- _Information provided_:
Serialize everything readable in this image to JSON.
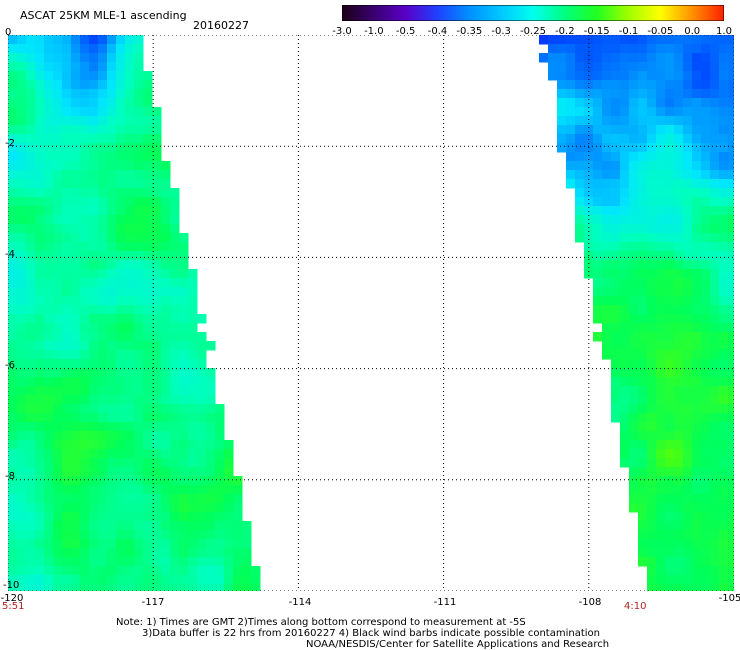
{
  "header": {
    "title": "ASCAT 25KM MLE-1 ascending",
    "date": "20160227"
  },
  "colorbar": {
    "labels": [
      "-3.0",
      "-1.0",
      "-0.5",
      "-0.4",
      "-0.35",
      "-0.3",
      "-0.25",
      "-0.2",
      "-0.15",
      "-0.1",
      "-0.05",
      "0.0",
      "1.0"
    ],
    "colors": [
      "#1a0016",
      "#3a0070",
      "#5a00c8",
      "#2040ff",
      "#0090ff",
      "#00c8ff",
      "#00ffee",
      "#00ff80",
      "#20ff20",
      "#a0ff00",
      "#ffff00",
      "#ff9000",
      "#ff2000"
    ]
  },
  "map": {
    "lon_range": [
      -120,
      -105
    ],
    "lat_range": [
      -10,
      0
    ],
    "x_ticks": [
      "-120",
      "-117",
      "-114",
      "-111",
      "-108",
      "-105"
    ],
    "y_ticks": [
      "0",
      "-2",
      "-4",
      "-6",
      "-8",
      "-10"
    ],
    "pass_times": [
      "5:51",
      "4:10"
    ]
  },
  "notes": {
    "line1": "Note: 1) Times are GMT 2)Times along bottom correspond to measurement at -5S",
    "line2": "3)Data buffer is 22 hrs from 20160227 4) Black wind barbs indicate possible contamination",
    "line3": "NOAA/NESDIS/Center for Satellite Applications and Research"
  }
}
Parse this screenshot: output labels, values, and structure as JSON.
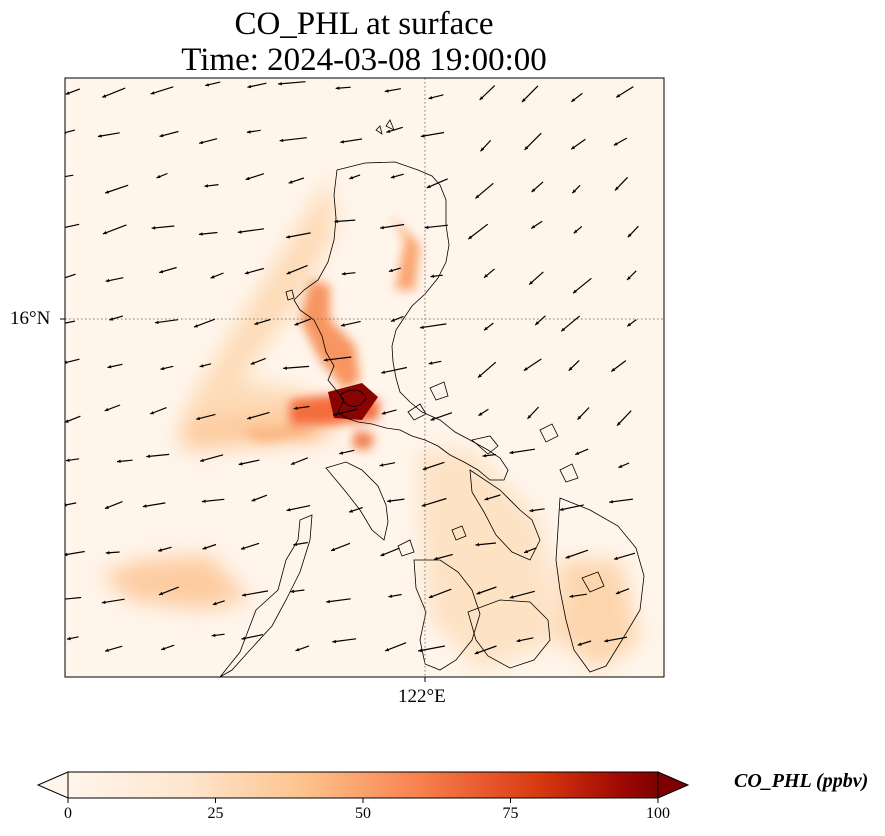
{
  "title": {
    "line1": "CO_PHL at surface",
    "line2": "Time: 2024-03-08 19:00:00"
  },
  "axes": {
    "lat_tick": "16°N",
    "lon_tick": "122°E",
    "gridlines": "dotted"
  },
  "colorbar": {
    "label": "CO_PHL (ppbv)",
    "ticks": [
      "0",
      "25",
      "50",
      "75",
      "100"
    ],
    "range": [
      0,
      100
    ],
    "extend": "both",
    "colormap_stops": [
      "#fff5eb",
      "#fdd5a8",
      "#fd9f5c",
      "#e8562b",
      "#b1110a",
      "#7f0000"
    ]
  },
  "colors": {
    "land_outline": "#000000",
    "background_low": "#fff5eb",
    "arrow": "#000000"
  },
  "map": {
    "region": "Luzon, Philippines",
    "field": "CO concentration",
    "overlay": "wind vectors"
  }
}
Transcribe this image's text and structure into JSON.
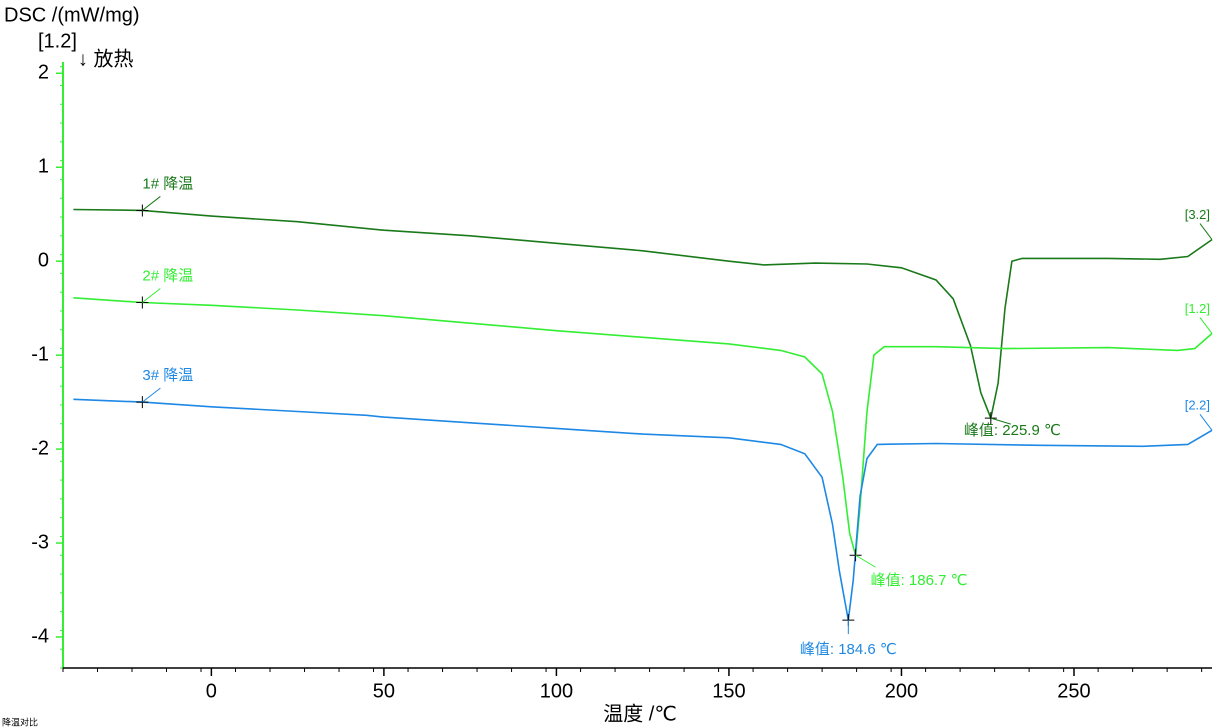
{
  "chart_data": {
    "type": "line",
    "y_label": "DSC /(mW/mg)",
    "x_label": "温度 /℃",
    "y_axis_tag": "[1.2]",
    "direction_note": "↓ 放热",
    "footer": "降温对比",
    "xlim": [
      -43,
      290
    ],
    "ylim": [
      -4.33,
      2.12
    ],
    "xticks": [
      0,
      50,
      100,
      150,
      200,
      250
    ],
    "yticks": [
      -4,
      -3,
      -2,
      -1,
      0,
      1,
      2
    ],
    "series": [
      {
        "name": "1# 降温",
        "color": "#1a7a1a",
        "tag": "[3.2]",
        "x": [
          -40,
          -20,
          0,
          25,
          50,
          75,
          100,
          125,
          150,
          160,
          175,
          190,
          200,
          210,
          215,
          220,
          223,
          225.9,
          228,
          230,
          232,
          235,
          260,
          275,
          283,
          290
        ],
        "values": [
          0.55,
          0.54,
          0.48,
          0.42,
          0.33,
          0.27,
          0.19,
          0.11,
          0.0,
          -0.04,
          -0.02,
          -0.03,
          -0.07,
          -0.2,
          -0.4,
          -0.9,
          -1.4,
          -1.67,
          -1.3,
          -0.5,
          0.0,
          0.03,
          0.03,
          0.02,
          0.05,
          0.23
        ]
      },
      {
        "name": "2# 降温",
        "color": "#33ee33",
        "tag": "[1.2]",
        "x": [
          -40,
          -20,
          0,
          25,
          50,
          75,
          100,
          125,
          150,
          165,
          172,
          177,
          180,
          183,
          185,
          186.7,
          188,
          190,
          192,
          195,
          210,
          230,
          260,
          280,
          285,
          290
        ],
        "values": [
          -0.39,
          -0.44,
          -0.47,
          -0.52,
          -0.58,
          -0.66,
          -0.74,
          -0.81,
          -0.88,
          -0.95,
          -1.02,
          -1.2,
          -1.6,
          -2.3,
          -2.9,
          -3.13,
          -2.6,
          -1.6,
          -1.0,
          -0.91,
          -0.91,
          -0.93,
          -0.92,
          -0.95,
          -0.93,
          -0.77
        ]
      },
      {
        "name": "3# 降温",
        "color": "#1e88e5",
        "tag": "[2.2]",
        "x": [
          -40,
          -20,
          0,
          25,
          45,
          50,
          75,
          100,
          125,
          150,
          165,
          172,
          177,
          180,
          182,
          184.6,
          186,
          188,
          190,
          193,
          210,
          240,
          270,
          283,
          290
        ],
        "values": [
          -1.47,
          -1.5,
          -1.55,
          -1.6,
          -1.64,
          -1.66,
          -1.72,
          -1.78,
          -1.84,
          -1.88,
          -1.95,
          -2.05,
          -2.3,
          -2.8,
          -3.3,
          -3.82,
          -3.4,
          -2.5,
          -2.1,
          -1.95,
          -1.94,
          -1.96,
          -1.97,
          -1.95,
          -1.8
        ]
      }
    ],
    "annotations": [
      {
        "text": "峰值: 225.9 ℃",
        "x": 225.9,
        "y": -1.67,
        "color": "#1a7a1a"
      },
      {
        "text": "峰值: 186.7 ℃",
        "x": 186.7,
        "y": -3.13,
        "color": "#33ee33"
      },
      {
        "text": "峰值: 184.6 ℃",
        "x": 184.6,
        "y": -3.82,
        "color": "#1e88e5"
      }
    ]
  }
}
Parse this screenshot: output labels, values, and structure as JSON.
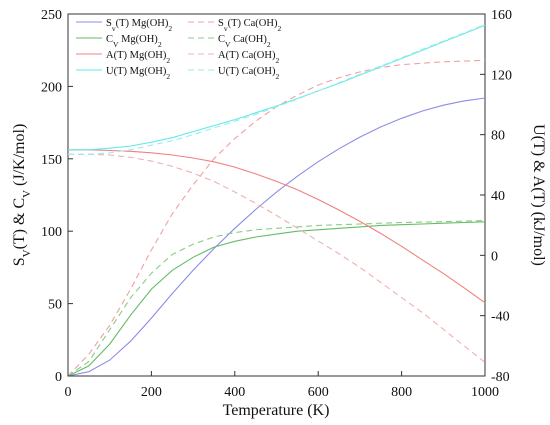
{
  "chart_data": {
    "type": "line",
    "xlabel": "Temperature (K)",
    "ylabel_left_parts": [
      "S",
      "V",
      "(T) & C",
      "V",
      " (J/K/mol)"
    ],
    "ylabel_right": "U(T) & A(T)  (kJ/mol)",
    "xlim": [
      0,
      1000
    ],
    "ylim_left": [
      0,
      250
    ],
    "ylim_right": [
      -80,
      160
    ],
    "xticks": [
      "0",
      "200",
      "400",
      "600",
      "800",
      "1000"
    ],
    "yticks_left": [
      "0",
      "50",
      "100",
      "150",
      "200",
      "250"
    ],
    "yticks_right": [
      "-80",
      "-40",
      "0",
      "40",
      "80",
      "120",
      "160"
    ],
    "legend": [
      {
        "pre": "S",
        "sub": "v",
        "mid": "(T) Mg(OH)",
        "sub2": "2"
      },
      {
        "pre": "S",
        "sub": "v",
        "mid": "(T) Ca(OH)",
        "sub2": "2"
      },
      {
        "pre": "C",
        "sub": "V",
        "mid": " Mg(OH)",
        "sub2": "2"
      },
      {
        "pre": "C",
        "sub": "V",
        "mid": " Ca(OH)",
        "sub2": "2"
      },
      {
        "pre": "A(T) Mg(OH)",
        "sub": "2",
        "mid": "",
        "sub2": ""
      },
      {
        "pre": "A(T) Ca(OH)",
        "sub": "2",
        "mid": "",
        "sub2": ""
      },
      {
        "pre": "U(T) Mg(OH)",
        "sub": "2",
        "mid": "",
        "sub2": ""
      },
      {
        "pre": "U(T) Ca(OH)",
        "sub": "2",
        "mid": "",
        "sub2": ""
      }
    ],
    "x": [
      0,
      50,
      100,
      150,
      200,
      250,
      300,
      350,
      400,
      450,
      500,
      550,
      600,
      650,
      700,
      750,
      800,
      850,
      900,
      950,
      1000
    ],
    "series": [
      {
        "axis": "left",
        "color": "#8c8ce8",
        "dash": false,
        "values": [
          0,
          3,
          11,
          24,
          40,
          57,
          73,
          88,
          102,
          115,
          127,
          138,
          148,
          157,
          165,
          172,
          178,
          183,
          187,
          190,
          192
        ]
      },
      {
        "axis": "left",
        "color": "#f0a0a0",
        "dash": true,
        "values": [
          0,
          15,
          35,
          60,
          87,
          112,
          132,
          150,
          164,
          176,
          186,
          194,
          201,
          206,
          210,
          213,
          215,
          216,
          217,
          217.5,
          218
        ]
      },
      {
        "axis": "left",
        "color": "#66bb66",
        "dash": false,
        "values": [
          0,
          7,
          22,
          42,
          60,
          73,
          82,
          89,
          93,
          96,
          98,
          100,
          101,
          102,
          103,
          104,
          104.5,
          105,
          105.5,
          106,
          106.5
        ]
      },
      {
        "axis": "left",
        "color": "#88cc88",
        "dash": true,
        "values": [
          0,
          10,
          32,
          54,
          71,
          84,
          91,
          96,
          99,
          101,
          102,
          103,
          104,
          104.5,
          105,
          105.5,
          106,
          106.3,
          106.6,
          107,
          107.3
        ]
      },
      {
        "axis": "right",
        "color": "#f08080",
        "dash": false,
        "values": [
          70,
          70,
          69.5,
          69,
          68,
          66.5,
          64.5,
          62,
          58.5,
          54,
          49,
          43.5,
          37,
          30,
          22.5,
          14.5,
          6,
          -3,
          -12,
          -21.5,
          -31.5
        ]
      },
      {
        "axis": "right",
        "color": "#f0b0b0",
        "dash": true,
        "values": [
          67,
          67,
          66.5,
          65,
          62.5,
          59,
          54.5,
          49,
          42,
          34.5,
          26.5,
          18,
          9.5,
          1,
          -8,
          -18,
          -28,
          -38,
          -49,
          -60,
          -71
        ]
      },
      {
        "axis": "right",
        "color": "#66e8e8",
        "dash": false,
        "values": [
          70,
          70,
          71,
          72.5,
          75,
          78,
          82,
          86,
          90,
          94.5,
          99,
          104,
          109,
          114,
          119.5,
          125,
          130.5,
          136,
          141.5,
          147,
          152.5
        ]
      },
      {
        "axis": "right",
        "color": "#99eeee",
        "dash": true,
        "values": [
          67,
          67,
          68,
          70,
          73,
          76,
          80,
          84.5,
          89,
          93.5,
          98.5,
          103.5,
          109,
          114.5,
          120,
          125.5,
          131,
          136.5,
          142,
          147.5,
          153
        ]
      }
    ]
  }
}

- _Written instruction_: What is the number of lines above that hold the string "wind"? Answer with that number alone.

- _Output for this task_: 2